-- START Extracted data --
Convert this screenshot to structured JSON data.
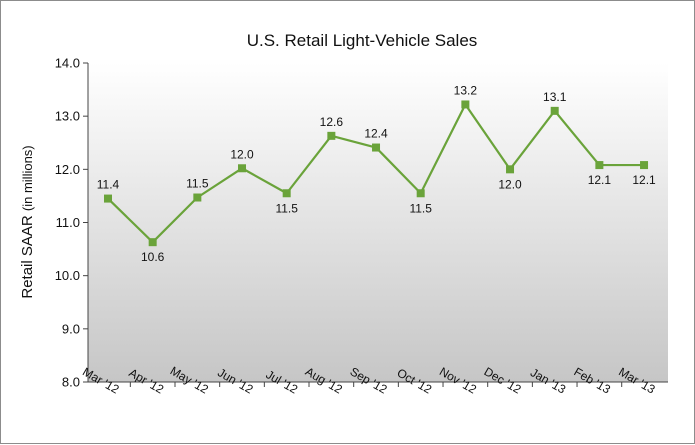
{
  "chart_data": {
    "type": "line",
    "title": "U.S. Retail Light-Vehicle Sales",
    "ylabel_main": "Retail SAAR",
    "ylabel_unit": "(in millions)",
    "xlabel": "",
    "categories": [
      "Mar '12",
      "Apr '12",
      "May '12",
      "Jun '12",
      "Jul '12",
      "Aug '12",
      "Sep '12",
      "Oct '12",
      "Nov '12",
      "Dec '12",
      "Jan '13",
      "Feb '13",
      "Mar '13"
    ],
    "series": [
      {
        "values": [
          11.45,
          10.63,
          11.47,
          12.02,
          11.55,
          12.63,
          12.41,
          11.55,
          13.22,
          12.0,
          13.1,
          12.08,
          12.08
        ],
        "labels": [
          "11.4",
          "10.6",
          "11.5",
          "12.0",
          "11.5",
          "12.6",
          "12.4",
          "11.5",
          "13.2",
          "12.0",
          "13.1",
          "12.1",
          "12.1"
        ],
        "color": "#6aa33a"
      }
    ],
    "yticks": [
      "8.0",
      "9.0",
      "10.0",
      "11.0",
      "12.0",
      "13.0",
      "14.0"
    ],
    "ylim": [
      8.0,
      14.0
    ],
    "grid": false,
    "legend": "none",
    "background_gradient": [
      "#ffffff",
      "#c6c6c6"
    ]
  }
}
-- END Extracted data --
*What you will do*
The pictures in the entries should be left out; output everything else exactly.

*Solution for this problem*
Convert this screenshot to structured JSON data.
{
  "chart_data": {
    "type": "line",
    "title": "U.S. Retail Light-Vehicle Sales",
    "ylabel_main": "Retail SAAR",
    "ylabel_unit": "(in millions)",
    "xlabel": "",
    "categories": [
      "Mar '12",
      "Apr '12",
      "May '12",
      "Jun '12",
      "Jul '12",
      "Aug '12",
      "Sep '12",
      "Oct '12",
      "Nov '12",
      "Dec '12",
      "Jan '13",
      "Feb '13",
      "Mar '13"
    ],
    "series": [
      {
        "values": [
          11.45,
          10.63,
          11.47,
          12.02,
          11.55,
          12.63,
          12.41,
          11.55,
          13.22,
          12.0,
          13.1,
          12.08,
          12.08
        ],
        "labels": [
          "11.4",
          "10.6",
          "11.5",
          "12.0",
          "11.5",
          "12.6",
          "12.4",
          "11.5",
          "13.2",
          "12.0",
          "13.1",
          "12.1",
          "12.1"
        ],
        "color": "#6aa33a"
      }
    ],
    "yticks": [
      "8.0",
      "9.0",
      "10.0",
      "11.0",
      "12.0",
      "13.0",
      "14.0"
    ],
    "ylim": [
      8.0,
      14.0
    ],
    "grid": false,
    "legend": "none",
    "background_gradient": [
      "#ffffff",
      "#c6c6c6"
    ]
  }
}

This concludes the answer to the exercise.